• WRITTEN EXERCISE:
Write down every entry below once more, exactly.

(Stored data)
* * * * * * * * *
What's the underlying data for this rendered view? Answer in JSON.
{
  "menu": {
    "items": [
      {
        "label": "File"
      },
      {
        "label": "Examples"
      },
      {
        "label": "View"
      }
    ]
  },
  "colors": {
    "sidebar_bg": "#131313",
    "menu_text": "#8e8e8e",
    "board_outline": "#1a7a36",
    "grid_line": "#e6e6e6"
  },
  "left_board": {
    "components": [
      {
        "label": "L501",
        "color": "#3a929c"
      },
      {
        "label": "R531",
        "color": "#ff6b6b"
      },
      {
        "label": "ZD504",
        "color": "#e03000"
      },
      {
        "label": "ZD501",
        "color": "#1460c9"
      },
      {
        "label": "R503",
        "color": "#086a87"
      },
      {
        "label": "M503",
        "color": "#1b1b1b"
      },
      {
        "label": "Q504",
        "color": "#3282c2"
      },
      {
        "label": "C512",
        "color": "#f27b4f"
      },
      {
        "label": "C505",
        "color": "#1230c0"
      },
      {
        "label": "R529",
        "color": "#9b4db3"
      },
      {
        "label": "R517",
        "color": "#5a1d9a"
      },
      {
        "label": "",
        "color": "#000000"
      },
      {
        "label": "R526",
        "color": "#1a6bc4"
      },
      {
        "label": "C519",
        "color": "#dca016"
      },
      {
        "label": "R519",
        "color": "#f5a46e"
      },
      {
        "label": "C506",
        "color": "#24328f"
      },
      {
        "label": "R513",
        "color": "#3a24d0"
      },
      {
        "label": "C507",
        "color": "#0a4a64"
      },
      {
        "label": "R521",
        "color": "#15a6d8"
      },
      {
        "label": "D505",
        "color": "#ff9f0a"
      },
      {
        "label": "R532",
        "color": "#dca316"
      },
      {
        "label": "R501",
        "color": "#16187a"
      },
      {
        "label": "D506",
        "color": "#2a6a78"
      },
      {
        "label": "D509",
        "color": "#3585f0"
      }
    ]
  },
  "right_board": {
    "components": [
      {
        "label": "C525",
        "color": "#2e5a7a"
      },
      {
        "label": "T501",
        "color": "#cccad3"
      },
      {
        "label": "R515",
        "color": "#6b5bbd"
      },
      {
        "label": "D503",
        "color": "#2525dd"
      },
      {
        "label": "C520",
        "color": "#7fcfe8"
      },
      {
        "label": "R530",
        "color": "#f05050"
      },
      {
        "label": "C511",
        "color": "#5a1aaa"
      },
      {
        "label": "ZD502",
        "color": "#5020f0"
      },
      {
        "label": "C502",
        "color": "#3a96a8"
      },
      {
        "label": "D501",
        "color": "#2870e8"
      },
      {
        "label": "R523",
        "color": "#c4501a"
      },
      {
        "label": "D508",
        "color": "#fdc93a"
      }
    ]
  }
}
* * * * * * * * *
• RESPONSE FOR THIS EXERCISE:
What's the underlying data for this rendered view? Answer in JSON.
{
  "menu": {
    "items": [
      {
        "label": "File"
      },
      {
        "label": "Examples"
      },
      {
        "label": "View"
      }
    ]
  },
  "colors": {
    "sidebar_bg": "#131313",
    "menu_text": "#8e8e8e",
    "board_outline": "#1a7a36",
    "grid_line": "#e6e6e6"
  },
  "left_board": {
    "components": [
      {
        "label": "L501",
        "color": "#3a929c"
      },
      {
        "label": "R531",
        "color": "#ff6b6b"
      },
      {
        "label": "ZD504",
        "color": "#e03000"
      },
      {
        "label": "ZD501",
        "color": "#1460c9"
      },
      {
        "label": "R503",
        "color": "#086a87"
      },
      {
        "label": "M503",
        "color": "#1b1b1b"
      },
      {
        "label": "Q504",
        "color": "#3282c2"
      },
      {
        "label": "C512",
        "color": "#f27b4f"
      },
      {
        "label": "C505",
        "color": "#1230c0"
      },
      {
        "label": "R529",
        "color": "#9b4db3"
      },
      {
        "label": "R517",
        "color": "#5a1d9a"
      },
      {
        "label": "",
        "color": "#000000"
      },
      {
        "label": "R526",
        "color": "#1a6bc4"
      },
      {
        "label": "C519",
        "color": "#dca016"
      },
      {
        "label": "R519",
        "color": "#f5a46e"
      },
      {
        "label": "C506",
        "color": "#24328f"
      },
      {
        "label": "R513",
        "color": "#3a24d0"
      },
      {
        "label": "C507",
        "color": "#0a4a64"
      },
      {
        "label": "R521",
        "color": "#15a6d8"
      },
      {
        "label": "D505",
        "color": "#ff9f0a"
      },
      {
        "label": "R532",
        "color": "#dca316"
      },
      {
        "label": "R501",
        "color": "#16187a"
      },
      {
        "label": "D506",
        "color": "#2a6a78"
      },
      {
        "label": "D509",
        "color": "#3585f0"
      }
    ]
  },
  "right_board": {
    "components": [
      {
        "label": "C525",
        "color": "#2e5a7a"
      },
      {
        "label": "T501",
        "color": "#cccad3"
      },
      {
        "label": "R515",
        "color": "#6b5bbd"
      },
      {
        "label": "D503",
        "color": "#2525dd"
      },
      {
        "label": "C520",
        "color": "#7fcfe8"
      },
      {
        "label": "R530",
        "color": "#f05050"
      },
      {
        "label": "C511",
        "color": "#5a1aaa"
      },
      {
        "label": "ZD502",
        "color": "#5020f0"
      },
      {
        "label": "C502",
        "color": "#3a96a8"
      },
      {
        "label": "D501",
        "color": "#2870e8"
      },
      {
        "label": "R523",
        "color": "#c4501a"
      },
      {
        "label": "D508",
        "color": "#fdc93a"
      }
    ]
  }
}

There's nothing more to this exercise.